● TASK TO COMPLETE
Each entry has to be copied exactly, with nothing missed.

#### MATERIAL FOR THIS TASK ####

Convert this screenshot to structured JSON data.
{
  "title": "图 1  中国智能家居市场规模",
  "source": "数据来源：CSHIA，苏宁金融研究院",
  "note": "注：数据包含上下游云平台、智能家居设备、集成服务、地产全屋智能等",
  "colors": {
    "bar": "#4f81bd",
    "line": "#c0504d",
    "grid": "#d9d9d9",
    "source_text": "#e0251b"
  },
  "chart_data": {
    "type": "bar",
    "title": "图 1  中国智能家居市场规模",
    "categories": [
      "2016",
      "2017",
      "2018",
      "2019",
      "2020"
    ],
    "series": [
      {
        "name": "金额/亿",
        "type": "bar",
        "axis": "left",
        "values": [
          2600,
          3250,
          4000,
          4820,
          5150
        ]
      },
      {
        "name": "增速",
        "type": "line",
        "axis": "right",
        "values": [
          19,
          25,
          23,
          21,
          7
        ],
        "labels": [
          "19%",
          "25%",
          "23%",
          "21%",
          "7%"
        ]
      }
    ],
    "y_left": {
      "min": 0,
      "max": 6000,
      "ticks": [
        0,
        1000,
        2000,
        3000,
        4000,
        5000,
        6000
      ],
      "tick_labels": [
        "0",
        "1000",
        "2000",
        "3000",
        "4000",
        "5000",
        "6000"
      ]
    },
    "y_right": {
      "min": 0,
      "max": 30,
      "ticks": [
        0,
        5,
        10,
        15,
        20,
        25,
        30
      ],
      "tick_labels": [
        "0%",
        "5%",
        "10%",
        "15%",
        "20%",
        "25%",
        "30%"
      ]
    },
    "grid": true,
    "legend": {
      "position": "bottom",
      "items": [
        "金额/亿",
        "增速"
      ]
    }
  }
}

####

● TASK RESPONSE
Convert this screenshot to structured JSON data.
{
  "title": "图 1  中国智能家居市场规模",
  "source": "数据来源：CSHIA，苏宁金融研究院",
  "note": "注：数据包含上下游云平台、智能家居设备、集成服务、地产全屋智能等",
  "colors": {
    "bar": "#4f81bd",
    "line": "#c0504d",
    "grid": "#d9d9d9",
    "source_text": "#e0251b"
  },
  "chart_data": {
    "type": "bar",
    "title": "图 1  中国智能家居市场规模",
    "categories": [
      "2016",
      "2017",
      "2018",
      "2019",
      "2020"
    ],
    "series": [
      {
        "name": "金额/亿",
        "type": "bar",
        "axis": "left",
        "values": [
          2600,
          3250,
          4000,
          4820,
          5150
        ]
      },
      {
        "name": "增速",
        "type": "line",
        "axis": "right",
        "values": [
          19,
          25,
          23,
          21,
          7
        ],
        "labels": [
          "19%",
          "25%",
          "23%",
          "21%",
          "7%"
        ]
      }
    ],
    "y_left": {
      "min": 0,
      "max": 6000,
      "ticks": [
        0,
        1000,
        2000,
        3000,
        4000,
        5000,
        6000
      ],
      "tick_labels": [
        "0",
        "1000",
        "2000",
        "3000",
        "4000",
        "5000",
        "6000"
      ]
    },
    "y_right": {
      "min": 0,
      "max": 30,
      "ticks": [
        0,
        5,
        10,
        15,
        20,
        25,
        30
      ],
      "tick_labels": [
        "0%",
        "5%",
        "10%",
        "15%",
        "20%",
        "25%",
        "30%"
      ]
    },
    "grid": true,
    "legend": {
      "position": "bottom",
      "items": [
        "金额/亿",
        "增速"
      ]
    }
  }
}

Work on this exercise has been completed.